* START Data in this exercise *

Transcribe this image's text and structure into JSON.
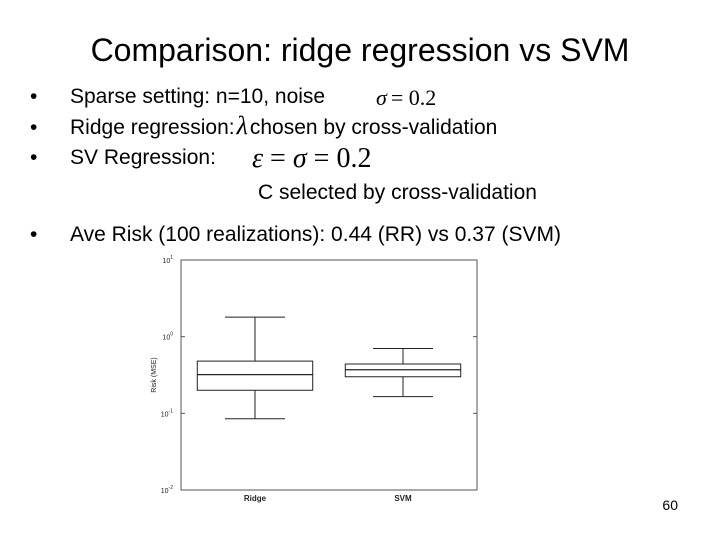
{
  "slide": {
    "title": "Comparison: ridge regression vs SVM",
    "bullets": [
      {
        "text": "Sparse setting: n=10, noise"
      },
      {
        "text": "Ridge regression:",
        "text2": "chosen by cross-validation"
      },
      {
        "text": "SV Regression:"
      },
      {
        "text": "Ave Risk (100 realizations): 0.44 (RR) vs 0.37 (SVM)"
      }
    ],
    "c_line": "C selected by cross-validation",
    "math": {
      "noise": {
        "sym": "σ",
        "eq": "= 0.2"
      },
      "lambda": "λ",
      "svr": {
        "eps": "ε",
        "eq1": " = ",
        "sig": "σ",
        "eq2": " = 0.2"
      }
    },
    "page_number": "60",
    "bullet_glyph": "•"
  },
  "chart_data": {
    "type": "box",
    "scale": "log",
    "ylabel": "Risk (MSE)",
    "ylim": [
      0.01,
      10
    ],
    "y_ticks": [
      {
        "base": "10",
        "exp": "-2",
        "value": 0.01
      },
      {
        "base": "10",
        "exp": "-1",
        "value": 0.1
      },
      {
        "base": "10",
        "exp": "0",
        "value": 1
      },
      {
        "base": "10",
        "exp": "1",
        "value": 10
      }
    ],
    "categories": [
      "Ridge",
      "SVM"
    ],
    "boxes": [
      {
        "category": "Ridge",
        "whisker_low": 0.085,
        "q1": 0.2,
        "median": 0.32,
        "q3": 0.48,
        "whisker_high": 1.8
      },
      {
        "category": "SVM",
        "whisker_low": 0.165,
        "q1": 0.3,
        "median": 0.37,
        "q3": 0.44,
        "whisker_high": 0.7
      }
    ],
    "grid": false
  }
}
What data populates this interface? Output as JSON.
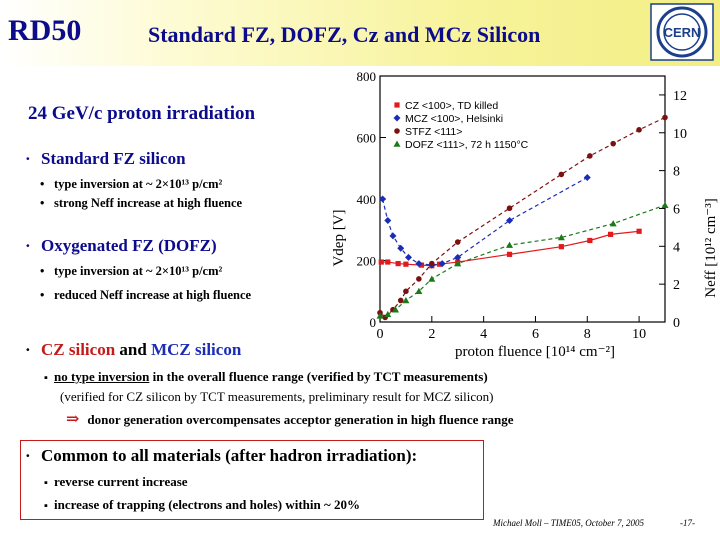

* END Data in this exercise *

Brief:
In the listing, find every line containing the word "noise" and list it.

Final result:
        "text": "Sparse setting: n=10, noise"
      "noise": {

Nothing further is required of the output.